* [Short exercise]:
Quote all of the entries word for word.

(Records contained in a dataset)
▬▬▬▬▬▬▬▬▬▬

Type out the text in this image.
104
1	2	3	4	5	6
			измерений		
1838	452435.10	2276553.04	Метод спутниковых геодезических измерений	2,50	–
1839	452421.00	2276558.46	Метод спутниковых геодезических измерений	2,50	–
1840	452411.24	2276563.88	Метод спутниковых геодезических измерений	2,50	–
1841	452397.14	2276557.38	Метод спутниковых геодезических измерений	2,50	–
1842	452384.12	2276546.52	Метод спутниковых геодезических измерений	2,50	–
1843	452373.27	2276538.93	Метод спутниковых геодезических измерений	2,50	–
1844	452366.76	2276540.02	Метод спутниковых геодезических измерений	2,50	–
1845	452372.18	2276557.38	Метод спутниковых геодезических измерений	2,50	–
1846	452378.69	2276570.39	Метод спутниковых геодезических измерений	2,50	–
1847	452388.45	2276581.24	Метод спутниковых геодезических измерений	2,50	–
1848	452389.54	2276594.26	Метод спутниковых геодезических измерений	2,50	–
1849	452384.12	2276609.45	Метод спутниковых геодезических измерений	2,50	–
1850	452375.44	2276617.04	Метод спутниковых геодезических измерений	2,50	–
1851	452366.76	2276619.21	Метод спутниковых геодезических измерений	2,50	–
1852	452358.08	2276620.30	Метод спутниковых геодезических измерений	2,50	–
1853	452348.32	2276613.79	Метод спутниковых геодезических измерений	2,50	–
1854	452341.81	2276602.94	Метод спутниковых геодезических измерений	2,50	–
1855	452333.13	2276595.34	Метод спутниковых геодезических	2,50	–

▬▬▬▬▬▬▬▬▬▬

* [Written solution]:
Type out the text in this image.
104
1	2	3	4	5	6
			измерений		
1838	452435.10	2276553.04	Метод спутниковых геодезических измерений	2,50	–
1839	452421.00	2276558.46	Метод спутниковых геодезических измерений	2,50	–
1840	452411.24	2276563.88	Метод спутниковых геодезических измерений	2,50	–
1841	452397.14	2276557.38	Метод спутниковых геодезических измерений	2,50	–
1842	452384.12	2276546.52	Метод спутниковых геодезических измерений	2,50	–
1843	452373.27	2276538.93	Метод спутниковых геодезических измерений	2,50	–
1844	452366.76	2276540.02	Метод спутниковых геодезических измерений	2,50	–
1845	452372.18	2276557.38	Метод спутниковых геодезических измерений	2,50	–
1846	452378.69	2276570.39	Метод спутниковых геодезических измерений	2,50	–
1847	452388.45	2276581.24	Метод спутниковых геодезических измерений	2,50	–
1848	452389.54	2276594.26	Метод спутниковых геодезических измерений	2,50	–
1849	452384.12	2276609.45	Метод спутниковых геодезических измерений	2,50	–
1850	452375.44	2276617.04	Метод спутниковых геодезических измерений	2,50	–
1851	452366.76	2276619.21	Метод спутниковых геодезических измерений	2,50	–
1852	452358.08	2276620.30	Метод спутниковых геодезических измерений	2,50	–
1853	452348.32	2276613.79	Метод спутниковых геодезических измерений	2,50	–
1854	452341.81	2276602.94	Метод спутниковых геодезических измерений	2,50	–
1855	452333.13	2276595.34	Метод спутниковых геодезических	2,50	–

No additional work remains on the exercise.